* [Requirement]:
Find and copy every line in the records that includes the string "grid".
===== Records =====
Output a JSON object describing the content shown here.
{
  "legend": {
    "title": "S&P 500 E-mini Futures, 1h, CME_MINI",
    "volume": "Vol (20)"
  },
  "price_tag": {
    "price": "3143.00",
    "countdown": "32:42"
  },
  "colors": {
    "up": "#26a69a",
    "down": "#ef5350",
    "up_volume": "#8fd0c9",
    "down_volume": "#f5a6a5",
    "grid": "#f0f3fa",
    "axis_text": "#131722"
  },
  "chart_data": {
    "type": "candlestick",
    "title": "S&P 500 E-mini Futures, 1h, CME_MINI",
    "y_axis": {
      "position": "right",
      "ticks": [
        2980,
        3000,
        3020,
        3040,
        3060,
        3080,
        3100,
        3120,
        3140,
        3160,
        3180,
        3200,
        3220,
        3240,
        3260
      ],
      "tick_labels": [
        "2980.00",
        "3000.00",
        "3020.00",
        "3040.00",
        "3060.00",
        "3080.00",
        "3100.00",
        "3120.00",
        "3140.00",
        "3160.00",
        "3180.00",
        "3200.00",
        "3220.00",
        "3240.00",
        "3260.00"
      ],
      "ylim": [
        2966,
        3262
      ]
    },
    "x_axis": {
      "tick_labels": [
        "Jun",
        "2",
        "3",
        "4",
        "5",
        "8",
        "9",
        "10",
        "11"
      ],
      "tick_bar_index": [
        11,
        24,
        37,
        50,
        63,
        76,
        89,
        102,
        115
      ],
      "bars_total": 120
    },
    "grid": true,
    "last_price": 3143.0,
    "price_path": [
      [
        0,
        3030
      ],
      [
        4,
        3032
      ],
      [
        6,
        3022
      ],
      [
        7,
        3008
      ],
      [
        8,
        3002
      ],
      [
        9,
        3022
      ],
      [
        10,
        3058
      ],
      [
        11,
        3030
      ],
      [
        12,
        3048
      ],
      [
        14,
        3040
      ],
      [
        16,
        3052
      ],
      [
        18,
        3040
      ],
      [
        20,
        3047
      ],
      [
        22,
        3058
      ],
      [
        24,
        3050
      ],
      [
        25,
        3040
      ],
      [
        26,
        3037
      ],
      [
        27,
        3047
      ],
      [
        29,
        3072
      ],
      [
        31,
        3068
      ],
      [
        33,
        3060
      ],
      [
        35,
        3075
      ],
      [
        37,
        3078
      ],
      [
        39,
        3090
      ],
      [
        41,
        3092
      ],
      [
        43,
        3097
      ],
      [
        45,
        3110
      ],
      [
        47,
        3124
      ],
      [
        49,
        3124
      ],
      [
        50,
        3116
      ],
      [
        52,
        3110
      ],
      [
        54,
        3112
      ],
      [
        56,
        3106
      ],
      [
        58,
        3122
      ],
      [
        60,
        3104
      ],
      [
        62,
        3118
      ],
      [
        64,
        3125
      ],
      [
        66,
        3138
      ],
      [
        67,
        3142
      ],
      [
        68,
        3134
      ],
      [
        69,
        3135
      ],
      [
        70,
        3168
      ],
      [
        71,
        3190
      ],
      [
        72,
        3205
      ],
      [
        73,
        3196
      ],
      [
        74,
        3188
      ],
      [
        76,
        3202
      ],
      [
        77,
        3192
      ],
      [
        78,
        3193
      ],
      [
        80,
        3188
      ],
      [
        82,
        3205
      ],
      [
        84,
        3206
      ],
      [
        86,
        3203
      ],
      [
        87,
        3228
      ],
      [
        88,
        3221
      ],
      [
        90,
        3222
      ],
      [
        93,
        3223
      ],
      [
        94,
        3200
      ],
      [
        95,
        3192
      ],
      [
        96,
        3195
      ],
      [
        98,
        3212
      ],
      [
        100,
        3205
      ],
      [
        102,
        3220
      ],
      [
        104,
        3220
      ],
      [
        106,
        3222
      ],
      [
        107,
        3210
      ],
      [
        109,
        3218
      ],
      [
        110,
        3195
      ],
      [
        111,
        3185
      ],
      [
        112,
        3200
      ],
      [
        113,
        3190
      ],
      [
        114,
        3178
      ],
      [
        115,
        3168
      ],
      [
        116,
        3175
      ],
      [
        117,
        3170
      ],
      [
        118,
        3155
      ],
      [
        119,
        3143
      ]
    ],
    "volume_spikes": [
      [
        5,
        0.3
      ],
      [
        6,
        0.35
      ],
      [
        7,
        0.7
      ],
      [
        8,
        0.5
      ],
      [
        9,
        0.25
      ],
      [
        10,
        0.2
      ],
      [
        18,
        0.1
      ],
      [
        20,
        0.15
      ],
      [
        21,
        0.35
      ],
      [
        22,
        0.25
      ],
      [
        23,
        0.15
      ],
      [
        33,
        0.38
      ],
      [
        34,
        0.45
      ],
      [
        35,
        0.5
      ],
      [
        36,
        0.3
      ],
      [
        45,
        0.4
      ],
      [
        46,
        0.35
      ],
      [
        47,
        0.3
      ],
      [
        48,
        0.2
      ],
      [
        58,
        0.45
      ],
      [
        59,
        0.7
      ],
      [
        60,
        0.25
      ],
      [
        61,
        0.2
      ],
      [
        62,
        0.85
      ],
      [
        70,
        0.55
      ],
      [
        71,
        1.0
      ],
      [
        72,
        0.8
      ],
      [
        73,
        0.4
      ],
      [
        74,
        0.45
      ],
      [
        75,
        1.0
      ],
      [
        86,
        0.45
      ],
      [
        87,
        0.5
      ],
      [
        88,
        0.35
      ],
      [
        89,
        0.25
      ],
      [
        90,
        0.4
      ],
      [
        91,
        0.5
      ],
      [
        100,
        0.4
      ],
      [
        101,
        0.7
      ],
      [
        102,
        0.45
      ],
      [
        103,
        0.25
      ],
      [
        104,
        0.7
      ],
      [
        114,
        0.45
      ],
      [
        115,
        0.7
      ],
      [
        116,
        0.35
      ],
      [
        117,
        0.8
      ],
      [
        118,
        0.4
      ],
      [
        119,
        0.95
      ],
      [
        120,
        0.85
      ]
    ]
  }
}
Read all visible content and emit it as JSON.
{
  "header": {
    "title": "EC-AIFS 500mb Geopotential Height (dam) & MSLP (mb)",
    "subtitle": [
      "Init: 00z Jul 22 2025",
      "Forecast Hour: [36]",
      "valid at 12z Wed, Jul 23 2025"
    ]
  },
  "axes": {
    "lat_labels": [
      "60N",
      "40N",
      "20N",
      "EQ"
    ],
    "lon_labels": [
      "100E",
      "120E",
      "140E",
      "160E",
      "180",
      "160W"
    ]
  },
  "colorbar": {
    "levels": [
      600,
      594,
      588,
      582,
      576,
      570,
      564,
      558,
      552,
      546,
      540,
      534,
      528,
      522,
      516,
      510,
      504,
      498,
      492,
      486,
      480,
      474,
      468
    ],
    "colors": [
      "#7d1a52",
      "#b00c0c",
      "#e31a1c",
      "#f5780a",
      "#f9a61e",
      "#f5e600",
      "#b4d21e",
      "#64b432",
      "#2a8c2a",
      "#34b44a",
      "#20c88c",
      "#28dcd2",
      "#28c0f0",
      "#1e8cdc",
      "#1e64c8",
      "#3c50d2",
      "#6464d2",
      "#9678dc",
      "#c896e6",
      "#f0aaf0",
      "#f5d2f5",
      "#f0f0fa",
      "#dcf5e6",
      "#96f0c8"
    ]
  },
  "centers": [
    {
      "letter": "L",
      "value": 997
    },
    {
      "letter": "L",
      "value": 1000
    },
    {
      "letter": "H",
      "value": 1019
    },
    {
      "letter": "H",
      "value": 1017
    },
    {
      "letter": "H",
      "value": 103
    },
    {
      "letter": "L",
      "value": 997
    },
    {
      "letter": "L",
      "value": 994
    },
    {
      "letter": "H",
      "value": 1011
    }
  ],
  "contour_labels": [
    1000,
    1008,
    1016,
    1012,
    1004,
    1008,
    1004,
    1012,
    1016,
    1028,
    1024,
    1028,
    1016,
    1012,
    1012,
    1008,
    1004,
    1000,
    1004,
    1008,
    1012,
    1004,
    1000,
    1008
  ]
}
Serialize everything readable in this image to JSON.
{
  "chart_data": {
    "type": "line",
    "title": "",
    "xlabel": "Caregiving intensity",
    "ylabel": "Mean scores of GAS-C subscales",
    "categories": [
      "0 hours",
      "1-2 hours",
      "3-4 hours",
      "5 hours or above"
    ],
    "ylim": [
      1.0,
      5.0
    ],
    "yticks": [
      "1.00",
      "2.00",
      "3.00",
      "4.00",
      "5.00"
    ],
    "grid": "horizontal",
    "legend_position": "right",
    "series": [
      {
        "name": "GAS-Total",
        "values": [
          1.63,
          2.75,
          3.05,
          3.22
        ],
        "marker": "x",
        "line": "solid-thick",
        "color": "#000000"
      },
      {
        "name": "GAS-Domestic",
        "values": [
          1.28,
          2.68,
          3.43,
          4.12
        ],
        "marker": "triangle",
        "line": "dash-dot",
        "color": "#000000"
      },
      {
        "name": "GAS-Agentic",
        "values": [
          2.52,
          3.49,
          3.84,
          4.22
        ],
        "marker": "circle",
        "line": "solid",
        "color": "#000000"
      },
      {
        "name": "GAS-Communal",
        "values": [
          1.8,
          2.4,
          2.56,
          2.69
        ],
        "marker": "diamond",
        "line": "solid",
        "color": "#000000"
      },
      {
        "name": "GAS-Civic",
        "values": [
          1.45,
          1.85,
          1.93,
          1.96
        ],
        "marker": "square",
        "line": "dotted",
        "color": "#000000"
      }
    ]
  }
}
=====
* [Task output]:
    "grid": "#f0f3fa",
    "grid": true,
    "grid": "horizontal",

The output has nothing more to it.